Exercise: Gather each line containing the string "title" from these entries.

Records provided:

________________________________________

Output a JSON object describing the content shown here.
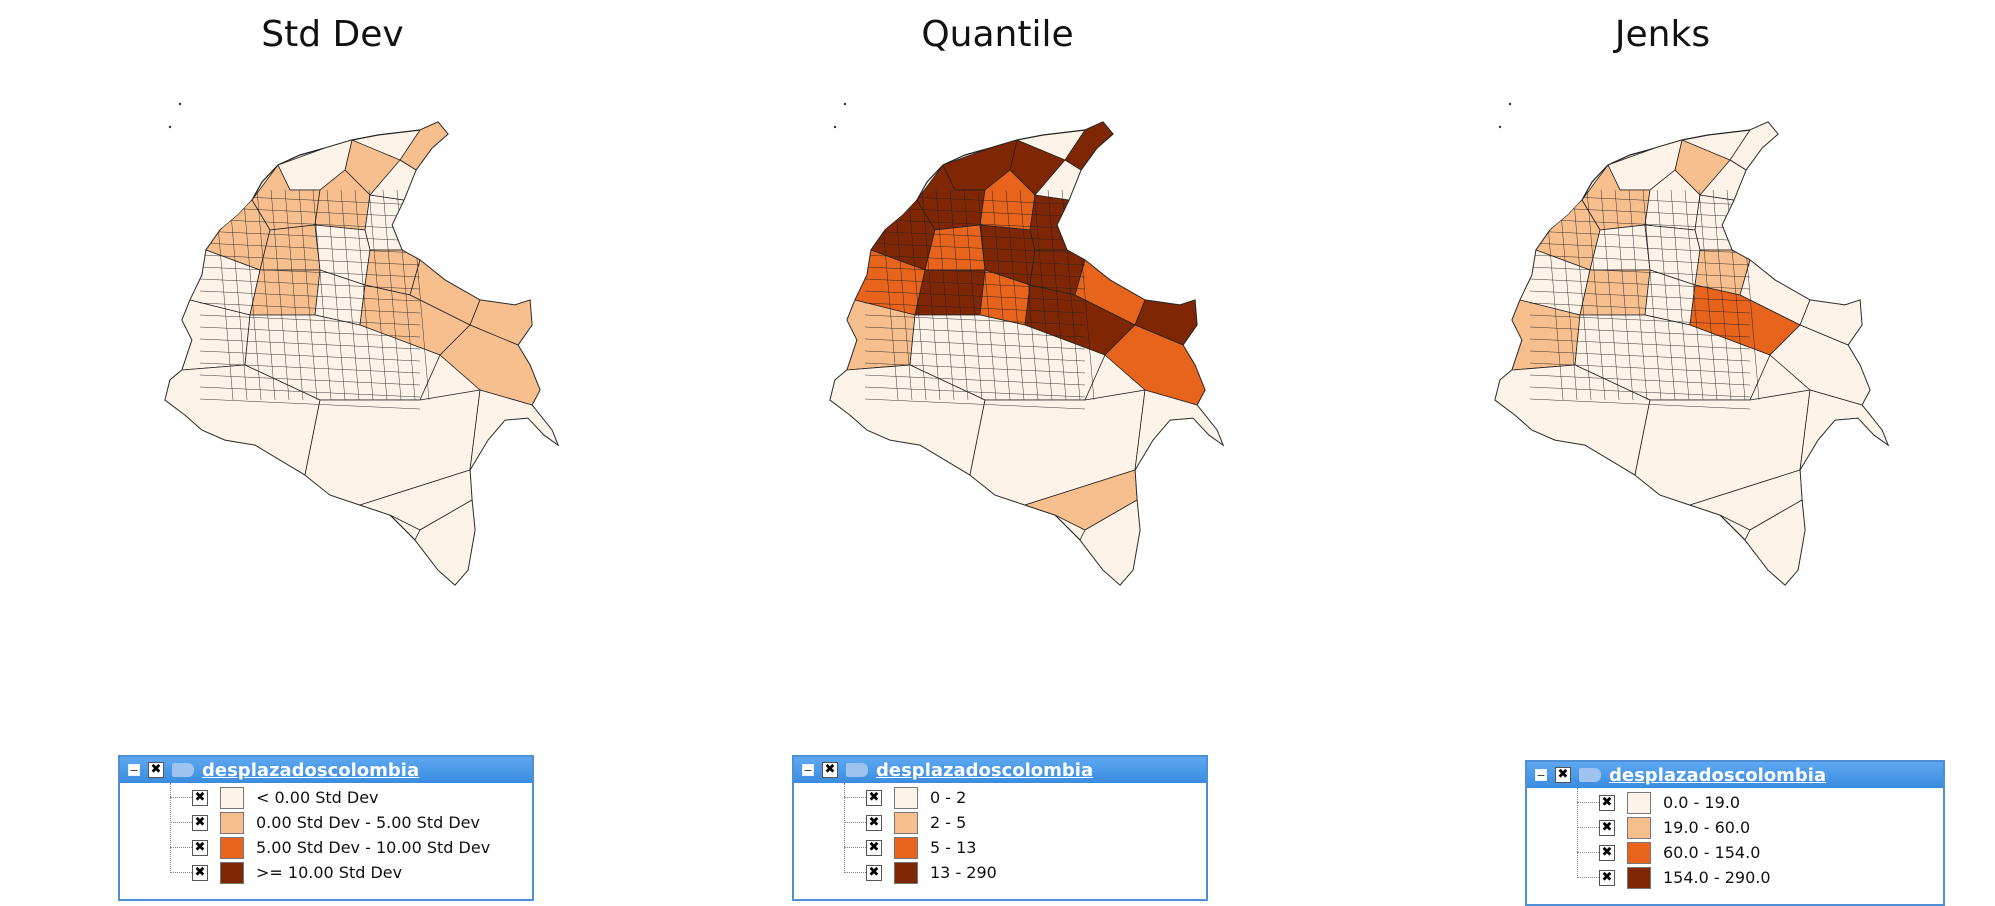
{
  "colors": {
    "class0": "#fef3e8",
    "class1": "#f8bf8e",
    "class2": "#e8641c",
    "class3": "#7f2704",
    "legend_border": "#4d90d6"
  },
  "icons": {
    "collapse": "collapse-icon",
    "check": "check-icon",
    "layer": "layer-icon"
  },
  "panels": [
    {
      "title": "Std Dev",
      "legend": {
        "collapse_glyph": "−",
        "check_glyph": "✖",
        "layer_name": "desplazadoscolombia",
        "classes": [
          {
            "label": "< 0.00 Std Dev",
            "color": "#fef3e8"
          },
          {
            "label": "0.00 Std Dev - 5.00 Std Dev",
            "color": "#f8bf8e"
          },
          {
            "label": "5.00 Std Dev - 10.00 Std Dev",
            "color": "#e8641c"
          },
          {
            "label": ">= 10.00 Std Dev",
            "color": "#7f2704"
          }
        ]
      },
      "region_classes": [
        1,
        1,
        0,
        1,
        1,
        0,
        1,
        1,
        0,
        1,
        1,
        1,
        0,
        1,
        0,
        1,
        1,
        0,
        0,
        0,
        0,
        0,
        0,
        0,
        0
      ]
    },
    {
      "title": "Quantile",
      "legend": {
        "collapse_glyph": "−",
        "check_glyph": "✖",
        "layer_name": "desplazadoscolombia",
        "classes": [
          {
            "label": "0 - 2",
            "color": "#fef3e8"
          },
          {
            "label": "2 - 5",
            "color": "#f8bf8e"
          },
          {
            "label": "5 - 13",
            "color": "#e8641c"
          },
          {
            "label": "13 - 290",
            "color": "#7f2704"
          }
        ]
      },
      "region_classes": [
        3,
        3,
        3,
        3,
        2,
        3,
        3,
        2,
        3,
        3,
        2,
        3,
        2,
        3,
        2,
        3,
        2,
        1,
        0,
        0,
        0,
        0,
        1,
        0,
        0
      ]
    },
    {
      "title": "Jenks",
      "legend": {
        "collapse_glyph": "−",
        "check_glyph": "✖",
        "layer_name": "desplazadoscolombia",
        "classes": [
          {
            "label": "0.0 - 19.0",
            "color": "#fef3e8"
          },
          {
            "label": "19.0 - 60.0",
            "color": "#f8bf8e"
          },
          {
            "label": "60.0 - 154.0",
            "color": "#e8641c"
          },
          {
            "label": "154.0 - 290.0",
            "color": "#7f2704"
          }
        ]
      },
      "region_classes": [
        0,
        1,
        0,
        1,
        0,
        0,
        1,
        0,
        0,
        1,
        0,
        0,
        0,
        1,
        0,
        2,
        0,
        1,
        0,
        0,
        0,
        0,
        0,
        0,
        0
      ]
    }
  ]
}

________________________________________

Answer to this exercise:
      "title": "Std Dev",
      "title": "Quantile",
      "title": "Jenks",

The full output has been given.